• EXERCICES À RÉALISER:
A) Mettez à jour le passage sur la gestion des fleuves, de « L'écologie - entendue » à « des écoulements naturels. », en remplaçant « aménageur » par « ingénieur ».
B) Selon le passage sur la gestion des fleuves, quelles disciplines demeurent pour l'essentiel les outils des ingénieurs dans l'aménagement d'une rivière ? Dressez-en la liste.

• EXTRAIT DU DOCUMENT:
La
Jaune et La rouge 1994 : L'ENVIRONNEMENT |
LES
APPORTS DE L'ÉCOLOGIE À LA GESTION DES FLEUVES ET DES
GRANDES RIVIÈRES
|
95 % des préoccupations de l'ingénieur concernent le contenu plutôt que le contenant
Pour la majorité des ingénieurs, l'aménagement d'une rivière se décline encore aujourd'hui en termes d'objectifs de débits, de qualité physico-chimique de l'eau ou de stabilisation du lit et des berges, avec des outils qui restent pour l'essentiel les sciences classiques de l'hydrologie et de l'hydraulique des écoulements, la chimie et la mécanique des matériaux.Cette vision, qui est celle du chenal canalisé, régularisé et épuré, est porteuse de nombreuses contradictions entre la satisfaction d'usages et le fonctionnement des milieux naturels.
L'écologie - entendue ici comme discipline scientifique et non école politique - contraint l'aménageur à une connaissance plus complète des liens entre habitat, milieu et espèces, à une approche plus globale que la simple maîtrise d'une section de cours d'eau.
Un fleuve constitue un milieu hydraulique et énergétique très puissant, renouvelable par le cycle de l'eau. A titre de référence les quantités d'eau prélevées représentent moins de 10 % des écoulements naturels.

• INFORMATIONS ENREGISTRÉES:
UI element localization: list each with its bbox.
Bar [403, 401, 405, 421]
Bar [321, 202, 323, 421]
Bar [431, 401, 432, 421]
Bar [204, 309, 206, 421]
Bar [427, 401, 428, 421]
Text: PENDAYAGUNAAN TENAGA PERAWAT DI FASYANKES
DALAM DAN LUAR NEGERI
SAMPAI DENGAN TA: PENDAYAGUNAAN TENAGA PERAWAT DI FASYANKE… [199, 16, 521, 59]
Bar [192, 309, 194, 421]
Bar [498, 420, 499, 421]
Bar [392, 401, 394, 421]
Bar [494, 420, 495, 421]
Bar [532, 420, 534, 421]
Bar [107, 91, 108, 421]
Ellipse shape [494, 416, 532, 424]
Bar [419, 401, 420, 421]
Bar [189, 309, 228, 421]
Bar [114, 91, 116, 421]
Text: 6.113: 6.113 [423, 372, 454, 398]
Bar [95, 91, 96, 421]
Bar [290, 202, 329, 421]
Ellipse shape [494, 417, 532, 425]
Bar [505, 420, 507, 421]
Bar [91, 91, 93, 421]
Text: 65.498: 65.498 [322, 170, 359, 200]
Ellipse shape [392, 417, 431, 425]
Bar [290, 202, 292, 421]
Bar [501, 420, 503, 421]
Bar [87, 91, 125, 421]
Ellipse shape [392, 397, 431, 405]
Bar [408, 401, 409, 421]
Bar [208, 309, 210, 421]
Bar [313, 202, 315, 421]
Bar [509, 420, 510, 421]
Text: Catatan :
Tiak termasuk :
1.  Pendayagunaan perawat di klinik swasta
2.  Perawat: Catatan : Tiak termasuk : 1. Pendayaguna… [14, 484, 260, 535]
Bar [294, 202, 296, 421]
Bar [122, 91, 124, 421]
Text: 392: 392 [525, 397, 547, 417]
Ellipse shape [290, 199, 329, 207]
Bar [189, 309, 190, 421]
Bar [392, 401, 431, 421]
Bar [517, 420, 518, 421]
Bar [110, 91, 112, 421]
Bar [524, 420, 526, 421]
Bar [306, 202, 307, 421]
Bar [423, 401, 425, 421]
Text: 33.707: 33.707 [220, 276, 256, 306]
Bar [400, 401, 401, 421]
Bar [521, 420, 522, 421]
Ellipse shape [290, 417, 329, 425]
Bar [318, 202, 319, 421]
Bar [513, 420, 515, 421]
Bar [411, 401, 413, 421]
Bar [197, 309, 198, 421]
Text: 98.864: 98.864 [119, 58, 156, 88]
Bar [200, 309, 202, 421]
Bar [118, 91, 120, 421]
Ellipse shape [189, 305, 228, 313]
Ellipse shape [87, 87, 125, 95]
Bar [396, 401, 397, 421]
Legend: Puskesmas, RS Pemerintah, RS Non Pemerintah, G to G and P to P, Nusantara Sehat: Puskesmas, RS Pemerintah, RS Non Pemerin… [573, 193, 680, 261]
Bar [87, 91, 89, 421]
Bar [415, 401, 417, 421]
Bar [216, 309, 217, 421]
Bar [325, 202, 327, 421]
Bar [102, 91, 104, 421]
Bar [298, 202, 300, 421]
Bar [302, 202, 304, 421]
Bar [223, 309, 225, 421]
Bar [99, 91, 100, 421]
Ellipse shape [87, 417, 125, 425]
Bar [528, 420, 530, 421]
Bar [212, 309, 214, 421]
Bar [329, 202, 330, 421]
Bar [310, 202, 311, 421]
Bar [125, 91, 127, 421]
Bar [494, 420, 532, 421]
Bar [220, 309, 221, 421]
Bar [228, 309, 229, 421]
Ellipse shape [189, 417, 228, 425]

• RÉSULTATS DE L'EXERCICE:
A)
L'écologie - entendue ici comme discipline scientifique et non école politique - contraint l'ingénieur à une connaissance plus complète des liens entre habitat, milieu et espèces, à une approche plus globale que la simple maîtrise d'une section de cours d'eau.
Un fleuve constitue un milieu hydraulique et énergétique très puissant, renouvelable par le cycle de l'eau. A titre de référence les quantités d'eau prélevées représentent moins de 10 % des écoulements naturels.

B)
- l'hydrologie
- l'hydraulique des écoulements
- la chimie
- la mécanique des matériaux